▶ Instruction
Extract every line of the records that contains the word "Customers", treating uppercase and lowercase letters as different.

▶ Exercise data

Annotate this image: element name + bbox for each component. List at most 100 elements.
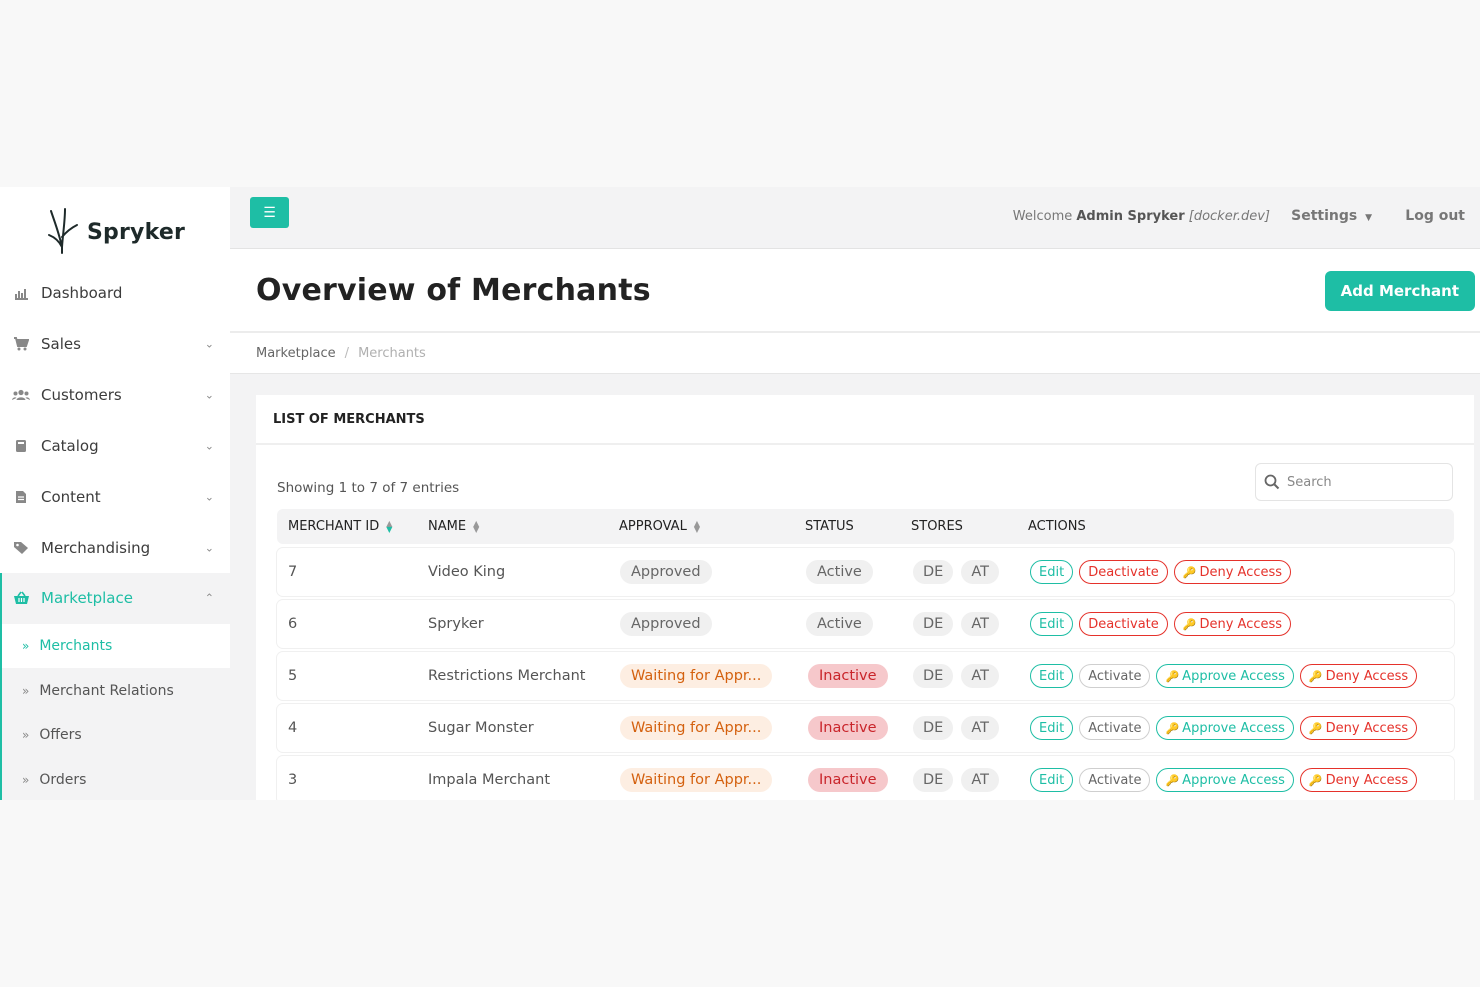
- add-merchant-button[interactable]: Add Merchant: [1324, 271, 1475, 311]
- card-title: LIST OF MERCHANTS: [256, 395, 1474, 445]
- activate-button[interactable]: Activate: [1079, 768, 1151, 792]
- edit-button[interactable]: Edit: [1030, 560, 1074, 584]
- merchants-card: LIST OF MERCHANTS Showing 1 to 7 of 7 en…: [256, 395, 1474, 800]
- approve-access-button[interactable]: 🔑 Approve Access: [1156, 664, 1294, 688]
- deny-access-button[interactable]: 🔑 Deny Access: [1173, 560, 1292, 584]
- double-chevron-right-icon: »: [22, 639, 30, 653]
- breadcrumb-marketplace[interactable]: Marketplace: [256, 346, 336, 361]
- status-badge: Inactive: [808, 664, 888, 688]
- sidebar-subitem-orders[interactable]: » Orders: [2, 758, 230, 800]
- edit-button[interactable]: Edit: [1030, 612, 1074, 636]
- table-header: MERCHANT ID ▲ ▼ NAME ▲ ▼ APPROVAL ▲ ▼ STATU…: [277, 509, 1454, 544]
- app-window: Spryker Dashboard Sales ⌄ Customers ⌄ Ca…: [0, 187, 1480, 800]
- sidebar-item-sales[interactable]: Sales ⌄: [0, 319, 230, 369]
- button-label: Approve Access: [1182, 668, 1285, 684]
- deny-access-button[interactable]: 🔑 Deny Access: [1173, 612, 1292, 636]
- sidebar-subitem-merchant-relations[interactable]: » Merchant Relations: [2, 669, 230, 713]
- sidebar-item-merchandising[interactable]: Merchandising ⌄: [0, 523, 230, 573]
- column-label: STORES: [911, 519, 963, 534]
- sidebar-item-customers[interactable]: Customers ⌄: [0, 370, 230, 420]
- welcome-text: Welcome Admin Spryker [docker.dev]: [1013, 209, 1270, 224]
- chevron-down-icon: ⌄: [204, 337, 214, 351]
- sidebar-subitem-offers[interactable]: » Offers: [2, 713, 230, 757]
- approval-badge: Approved: [620, 612, 712, 636]
- sidebar-subitem-label: Merchants: [39, 638, 113, 654]
- column-approval[interactable]: APPROVAL ▲ ▼: [619, 519, 700, 534]
- sort-icon: ▲ ▼: [473, 518, 480, 534]
- double-chevron-right-icon: »: [22, 728, 30, 742]
- menu-toggle-button[interactable]: ☰: [250, 197, 289, 228]
- key-icon: 🔑: [1308, 669, 1323, 683]
- store-badge: DE: [913, 612, 954, 636]
- column-merchant-id[interactable]: MERCHANT ID ▲ ▼: [288, 519, 392, 534]
- cart-icon: [12, 335, 30, 353]
- caret-down-icon: ▼: [1365, 213, 1372, 223]
- store-badge: AT: [961, 612, 999, 636]
- sidebar-item-label: Merchandising: [41, 539, 151, 557]
- chevron-down-icon: ⌄: [204, 541, 214, 555]
- deactivate-button[interactable]: Deactivate: [1079, 560, 1168, 584]
- activate-button[interactable]: Activate: [1079, 716, 1151, 740]
- search-input[interactable]: Search: [1255, 463, 1453, 501]
- hamburger-icon: ☰: [263, 204, 276, 221]
- search-placeholder: Search: [1287, 474, 1332, 490]
- column-label: MERCHANT ID: [288, 519, 380, 534]
- double-chevron-right-icon: »: [22, 684, 30, 698]
- status-badge: Active: [806, 612, 873, 636]
- logo[interactable]: Spryker: [0, 187, 230, 277]
- approve-access-button[interactable]: 🔑 Approve Access: [1156, 716, 1294, 740]
- users-icon: [12, 386, 30, 404]
- table-row: 3 Impala Merchant Waiting for Appr... In…: [277, 756, 1454, 800]
- basket-icon: [12, 589, 30, 607]
- store-badge: AT: [961, 664, 999, 688]
- settings-dropdown[interactable]: Settings ▼: [1291, 208, 1372, 224]
- sidebar-subitem-label: Orders: [39, 772, 87, 788]
- deny-access-button[interactable]: 🔑 Deny Access: [1299, 768, 1418, 792]
- store-badge: DE: [913, 768, 954, 792]
- button-label: Deny Access: [1325, 720, 1409, 736]
- marketplace-submenu: » Merchants » Merchant Relations » Offer…: [0, 622, 230, 800]
- merchants-table: MERCHANT ID ▲ ▼ NAME ▲ ▼ APPROVAL ▲ ▼ STATU…: [277, 509, 1454, 800]
- button-label: Deny Access: [1199, 616, 1283, 632]
- column-name[interactable]: NAME ▲ ▼: [428, 519, 479, 534]
- column-label: APPROVAL: [619, 519, 687, 534]
- double-chevron-right-icon: »: [22, 773, 30, 787]
- breadcrumb-separator: /: [344, 345, 350, 361]
- sidebar-item-dashboard[interactable]: Dashboard: [0, 268, 230, 318]
- sidebar-item-label: Content: [41, 488, 101, 506]
- edit-button[interactable]: Edit: [1030, 716, 1074, 740]
- deny-access-button[interactable]: 🔑 Deny Access: [1299, 664, 1418, 688]
- sidebar-item-content[interactable]: Content ⌄: [0, 472, 230, 522]
- column-label: NAME: [428, 519, 467, 534]
- sort-icon: ▲ ▼: [693, 518, 700, 534]
- store-badge: AT: [961, 560, 999, 584]
- search-icon: [1264, 474, 1280, 490]
- approval-badge: Waiting for Appr...: [620, 768, 773, 792]
- merchant-name: Impala Merchant: [428, 772, 551, 788]
- approval-badge: Waiting for Appr...: [620, 664, 773, 688]
- book-icon: [12, 437, 30, 455]
- page-title: Overview of Merchants: [256, 273, 651, 308]
- table-row: 5 Restrictions Merchant Waiting for Appr…: [277, 652, 1454, 700]
- spryker-logo-icon: [48, 208, 78, 254]
- edit-button[interactable]: Edit: [1030, 768, 1074, 792]
- sidebar-item-catalog[interactable]: Catalog ⌄: [0, 421, 230, 471]
- sidebar-item-label: Customers: [41, 386, 122, 404]
- sidebar-subitem-merchants[interactable]: » Merchants: [2, 624, 230, 668]
- edit-button[interactable]: Edit: [1030, 664, 1074, 688]
- deactivate-button[interactable]: Deactivate: [1079, 612, 1168, 636]
- store-badge: DE: [913, 560, 954, 584]
- button-label: Deny Access: [1199, 564, 1283, 580]
- merchant-id: 4: [288, 720, 298, 736]
- approve-access-button[interactable]: 🔑 Approve Access: [1156, 768, 1294, 792]
- button-label: Approve Access: [1182, 772, 1285, 788]
- merchant-id: 5: [288, 668, 298, 684]
- deny-access-button[interactable]: 🔑 Deny Access: [1299, 716, 1418, 740]
- status-badge: Inactive: [808, 716, 888, 740]
- logout-link[interactable]: Log out: [1405, 208, 1465, 224]
- merchant-name: Spryker: [428, 616, 484, 632]
- sidebar-item-marketplace[interactable]: Marketplace ⌃: [0, 573, 230, 623]
- column-stores: STORES: [911, 519, 963, 534]
- activate-button[interactable]: Activate: [1079, 664, 1151, 688]
- tag-icon: [12, 539, 30, 557]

▶ Finished task
- app-window: Spryker Dashboard Sales ⌄ Customers ⌄ Ca…: [0, 187, 1480, 800]
- sidebar-item-customers[interactable]: Customers ⌄: [0, 370, 230, 420]
- sidebar-item-label: Customers: [41, 386, 122, 404]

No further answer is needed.